### Data
---*---

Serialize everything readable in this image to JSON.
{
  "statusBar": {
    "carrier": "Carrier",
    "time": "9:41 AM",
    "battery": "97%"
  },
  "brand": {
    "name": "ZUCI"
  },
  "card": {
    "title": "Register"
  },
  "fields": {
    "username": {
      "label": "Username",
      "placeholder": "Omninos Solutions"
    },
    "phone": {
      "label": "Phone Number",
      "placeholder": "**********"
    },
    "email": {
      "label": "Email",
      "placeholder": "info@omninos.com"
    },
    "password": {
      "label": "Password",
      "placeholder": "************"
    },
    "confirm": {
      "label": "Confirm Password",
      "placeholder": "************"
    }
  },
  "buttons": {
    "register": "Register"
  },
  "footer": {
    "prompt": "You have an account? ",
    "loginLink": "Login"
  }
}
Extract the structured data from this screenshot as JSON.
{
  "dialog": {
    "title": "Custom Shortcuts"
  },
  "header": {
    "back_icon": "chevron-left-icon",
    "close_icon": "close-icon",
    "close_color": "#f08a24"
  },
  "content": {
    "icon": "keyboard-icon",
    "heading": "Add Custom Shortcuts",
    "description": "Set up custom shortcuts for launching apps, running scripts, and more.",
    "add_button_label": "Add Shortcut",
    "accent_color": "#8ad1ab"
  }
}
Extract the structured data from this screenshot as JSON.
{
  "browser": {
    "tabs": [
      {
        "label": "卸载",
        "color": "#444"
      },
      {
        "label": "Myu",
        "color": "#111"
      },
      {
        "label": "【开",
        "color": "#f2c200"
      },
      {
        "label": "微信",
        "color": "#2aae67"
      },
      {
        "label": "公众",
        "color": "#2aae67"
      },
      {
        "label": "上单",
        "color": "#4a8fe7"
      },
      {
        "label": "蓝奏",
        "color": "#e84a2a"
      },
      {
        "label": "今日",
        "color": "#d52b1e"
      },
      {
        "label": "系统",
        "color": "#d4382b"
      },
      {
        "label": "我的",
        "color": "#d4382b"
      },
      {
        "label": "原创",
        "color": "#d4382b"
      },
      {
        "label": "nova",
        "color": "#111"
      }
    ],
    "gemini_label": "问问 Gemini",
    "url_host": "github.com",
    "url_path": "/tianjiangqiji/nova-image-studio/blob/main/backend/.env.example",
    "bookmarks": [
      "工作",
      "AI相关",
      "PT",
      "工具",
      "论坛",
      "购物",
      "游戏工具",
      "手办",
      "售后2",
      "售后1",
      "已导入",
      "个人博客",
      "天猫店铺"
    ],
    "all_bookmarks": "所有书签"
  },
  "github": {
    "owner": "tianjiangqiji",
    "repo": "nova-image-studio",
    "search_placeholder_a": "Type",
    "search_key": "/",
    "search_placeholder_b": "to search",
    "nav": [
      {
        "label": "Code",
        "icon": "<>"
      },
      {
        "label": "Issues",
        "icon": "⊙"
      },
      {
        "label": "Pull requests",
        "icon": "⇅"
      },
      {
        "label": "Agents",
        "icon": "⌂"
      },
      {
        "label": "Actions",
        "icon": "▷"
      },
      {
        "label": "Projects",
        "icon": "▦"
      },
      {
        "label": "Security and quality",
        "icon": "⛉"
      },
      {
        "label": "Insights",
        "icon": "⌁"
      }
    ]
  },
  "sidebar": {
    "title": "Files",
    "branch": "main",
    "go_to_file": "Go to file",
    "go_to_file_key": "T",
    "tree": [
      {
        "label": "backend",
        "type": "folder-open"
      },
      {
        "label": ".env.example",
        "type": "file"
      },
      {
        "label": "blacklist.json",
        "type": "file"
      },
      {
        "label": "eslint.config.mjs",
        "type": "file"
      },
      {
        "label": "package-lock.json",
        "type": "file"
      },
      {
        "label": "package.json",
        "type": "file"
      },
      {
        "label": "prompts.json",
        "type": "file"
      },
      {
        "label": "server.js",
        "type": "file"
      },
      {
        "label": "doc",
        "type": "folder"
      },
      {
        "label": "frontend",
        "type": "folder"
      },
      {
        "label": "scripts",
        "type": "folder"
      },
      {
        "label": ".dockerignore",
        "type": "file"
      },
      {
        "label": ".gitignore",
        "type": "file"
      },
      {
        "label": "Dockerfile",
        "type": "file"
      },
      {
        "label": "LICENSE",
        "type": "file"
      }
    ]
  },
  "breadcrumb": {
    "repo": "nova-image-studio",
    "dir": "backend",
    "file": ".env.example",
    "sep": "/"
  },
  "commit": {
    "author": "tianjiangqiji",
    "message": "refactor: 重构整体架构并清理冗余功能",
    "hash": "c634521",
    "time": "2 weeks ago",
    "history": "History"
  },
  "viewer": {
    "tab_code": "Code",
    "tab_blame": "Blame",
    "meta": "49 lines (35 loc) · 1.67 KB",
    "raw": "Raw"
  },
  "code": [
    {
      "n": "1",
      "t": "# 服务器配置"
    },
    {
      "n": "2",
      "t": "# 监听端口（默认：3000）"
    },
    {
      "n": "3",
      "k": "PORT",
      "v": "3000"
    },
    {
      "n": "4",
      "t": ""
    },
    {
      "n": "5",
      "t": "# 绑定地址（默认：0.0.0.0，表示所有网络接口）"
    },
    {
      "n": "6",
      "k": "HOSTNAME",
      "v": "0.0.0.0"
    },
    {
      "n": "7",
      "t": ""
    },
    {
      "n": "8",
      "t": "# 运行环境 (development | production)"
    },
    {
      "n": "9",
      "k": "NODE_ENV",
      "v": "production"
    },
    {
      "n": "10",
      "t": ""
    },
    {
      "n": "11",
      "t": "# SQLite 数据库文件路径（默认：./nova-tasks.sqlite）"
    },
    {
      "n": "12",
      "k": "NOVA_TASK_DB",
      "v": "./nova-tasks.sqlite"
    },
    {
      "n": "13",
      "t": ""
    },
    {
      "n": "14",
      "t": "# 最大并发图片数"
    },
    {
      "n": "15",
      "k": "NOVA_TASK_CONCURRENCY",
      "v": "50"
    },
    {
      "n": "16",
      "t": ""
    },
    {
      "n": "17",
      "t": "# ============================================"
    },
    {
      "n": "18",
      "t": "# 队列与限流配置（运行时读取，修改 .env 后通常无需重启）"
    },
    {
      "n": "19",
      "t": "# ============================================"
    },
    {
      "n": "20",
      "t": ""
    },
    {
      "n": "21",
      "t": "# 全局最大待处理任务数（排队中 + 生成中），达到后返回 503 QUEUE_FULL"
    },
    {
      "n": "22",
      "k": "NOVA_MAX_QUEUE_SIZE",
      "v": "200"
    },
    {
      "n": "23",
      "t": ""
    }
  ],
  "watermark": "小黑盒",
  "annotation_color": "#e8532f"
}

---*---

### Goal of the exercise
Print every record exactly as it was given.

### Answer below
Serialize everything readable in this image to JSON.
{
  "statusBar": {
    "carrier": "Carrier",
    "time": "9:41 AM",
    "battery": "97%"
  },
  "brand": {
    "name": "ZUCI"
  },
  "card": {
    "title": "Register"
  },
  "fields": {
    "username": {
      "label": "Username",
      "placeholder": "Omninos Solutions"
    },
    "phone": {
      "label": "Phone Number",
      "placeholder": "**********"
    },
    "email": {
      "label": "Email",
      "placeholder": "info@omninos.com"
    },
    "password": {
      "label": "Password",
      "placeholder": "************"
    },
    "confirm": {
      "label": "Confirm Password",
      "placeholder": "************"
    }
  },
  "buttons": {
    "register": "Register"
  },
  "footer": {
    "prompt": "You have an account? ",
    "loginLink": "Login"
  }
}
Extract the structured data from this screenshot as JSON.
{
  "dialog": {
    "title": "Custom Shortcuts"
  },
  "header": {
    "back_icon": "chevron-left-icon",
    "close_icon": "close-icon",
    "close_color": "#f08a24"
  },
  "content": {
    "icon": "keyboard-icon",
    "heading": "Add Custom Shortcuts",
    "description": "Set up custom shortcuts for launching apps, running scripts, and more.",
    "add_button_label": "Add Shortcut",
    "accent_color": "#8ad1ab"
  }
}
Extract the structured data from this screenshot as JSON.
{
  "browser": {
    "tabs": [
      {
        "label": "卸载",
        "color": "#444"
      },
      {
        "label": "Myu",
        "color": "#111"
      },
      {
        "label": "【开",
        "color": "#f2c200"
      },
      {
        "label": "微信",
        "color": "#2aae67"
      },
      {
        "label": "公众",
        "color": "#2aae67"
      },
      {
        "label": "上单",
        "color": "#4a8fe7"
      },
      {
        "label": "蓝奏",
        "color": "#e84a2a"
      },
      {
        "label": "今日",
        "color": "#d52b1e"
      },
      {
        "label": "系统",
        "color": "#d4382b"
      },
      {
        "label": "我的",
        "color": "#d4382b"
      },
      {
        "label": "原创",
        "color": "#d4382b"
      },
      {
        "label": "nova",
        "color": "#111"
      }
    ],
    "gemini_label": "问问 Gemini",
    "url_host": "github.com",
    "url_path": "/tianjiangqiji/nova-image-studio/blob/main/backend/.env.example",
    "bookmarks": [
      "工作",
      "AI相关",
      "PT",
      "工具",
      "论坛",
      "购物",
      "游戏工具",
      "手办",
      "售后2",
      "售后1",
      "已导入",
      "个人博客",
      "天猫店铺"
    ],
    "all_bookmarks": "所有书签"
  },
  "github": {
    "owner": "tianjiangqiji",
    "repo": "nova-image-studio",
    "search_placeholder_a": "Type",
    "search_key": "/",
    "search_placeholder_b": "to search",
    "nav": [
      {
        "label": "Code",
        "icon": "<>"
      },
      {
        "label": "Issues",
        "icon": "⊙"
      },
      {
        "label": "Pull requests",
        "icon": "⇅"
      },
      {
        "label": "Agents",
        "icon": "⌂"
      },
      {
        "label": "Actions",
        "icon": "▷"
      },
      {
        "label": "Projects",
        "icon": "▦"
      },
      {
        "label": "Security and quality",
        "icon": "⛉"
      },
      {
        "label": "Insights",
        "icon": "⌁"
      }
    ]
  },
  "sidebar": {
    "title": "Files",
    "branch": "main",
    "go_to_file": "Go to file",
    "go_to_file_key": "T",
    "tree": [
      {
        "label": "backend",
        "type": "folder-open"
      },
      {
        "label": ".env.example",
        "type": "file"
      },
      {
        "label": "blacklist.json",
        "type": "file"
      },
      {
        "label": "eslint.config.mjs",
        "type": "file"
      },
      {
        "label": "package-lock.json",
        "type": "file"
      },
      {
        "label": "package.json",
        "type": "file"
      },
      {
        "label": "prompts.json",
        "type": "file"
      },
      {
        "label": "server.js",
        "type": "file"
      },
      {
        "label": "doc",
        "type": "folder"
      },
      {
        "label": "frontend",
        "type": "folder"
      },
      {
        "label": "scripts",
        "type": "folder"
      },
      {
        "label": ".dockerignore",
        "type": "file"
      },
      {
        "label": ".gitignore",
        "type": "file"
      },
      {
        "label": "Dockerfile",
        "type": "file"
      },
      {
        "label": "LICENSE",
        "type": "file"
      }
    ]
  },
  "breadcrumb": {
    "repo": "nova-image-studio",
    "dir": "backend",
    "file": ".env.example",
    "sep": "/"
  },
  "commit": {
    "author": "tianjiangqiji",
    "message": "refactor: 重构整体架构并清理冗余功能",
    "hash": "c634521",
    "time": "2 weeks ago",
    "history": "History"
  },
  "viewer": {
    "tab_code": "Code",
    "tab_blame": "Blame",
    "meta": "49 lines (35 loc) · 1.67 KB",
    "raw": "Raw"
  },
  "code": [
    {
      "n": "1",
      "t": "# 服务器配置"
    },
    {
      "n": "2",
      "t": "# 监听端口（默认：3000）"
    },
    {
      "n": "3",
      "k": "PORT",
      "v": "3000"
    },
    {
      "n": "4",
      "t": ""
    },
    {
      "n": "5",
      "t": "# 绑定地址（默认：0.0.0.0，表示所有网络接口）"
    },
    {
      "n": "6",
      "k": "HOSTNAME",
      "v": "0.0.0.0"
    },
    {
      "n": "7",
      "t": ""
    },
    {
      "n": "8",
      "t": "# 运行环境 (development | production)"
    },
    {
      "n": "9",
      "k": "NODE_ENV",
      "v": "production"
    },
    {
      "n": "10",
      "t": ""
    },
    {
      "n": "11",
      "t": "# SQLite 数据库文件路径（默认：./nova-tasks.sqlite）"
    },
    {
      "n": "12",
      "k": "NOVA_TASK_DB",
      "v": "./nova-tasks.sqlite"
    },
    {
      "n": "13",
      "t": ""
    },
    {
      "n": "14",
      "t": "# 最大并发图片数"
    },
    {
      "n": "15",
      "k": "NOVA_TASK_CONCURRENCY",
      "v": "50"
    },
    {
      "n": "16",
      "t": ""
    },
    {
      "n": "17",
      "t": "# ============================================"
    },
    {
      "n": "18",
      "t": "# 队列与限流配置（运行时读取，修改 .env 后通常无需重启）"
    },
    {
      "n": "19",
      "t": "# ============================================"
    },
    {
      "n": "20",
      "t": ""
    },
    {
      "n": "21",
      "t": "# 全局最大待处理任务数（排队中 + 生成中），达到后返回 503 QUEUE_FULL"
    },
    {
      "n": "22",
      "k": "NOVA_MAX_QUEUE_SIZE",
      "v": "200"
    },
    {
      "n": "23",
      "t": ""
    }
  ],
  "watermark": "小黑盒",
  "annotation_color": "#e8532f"
}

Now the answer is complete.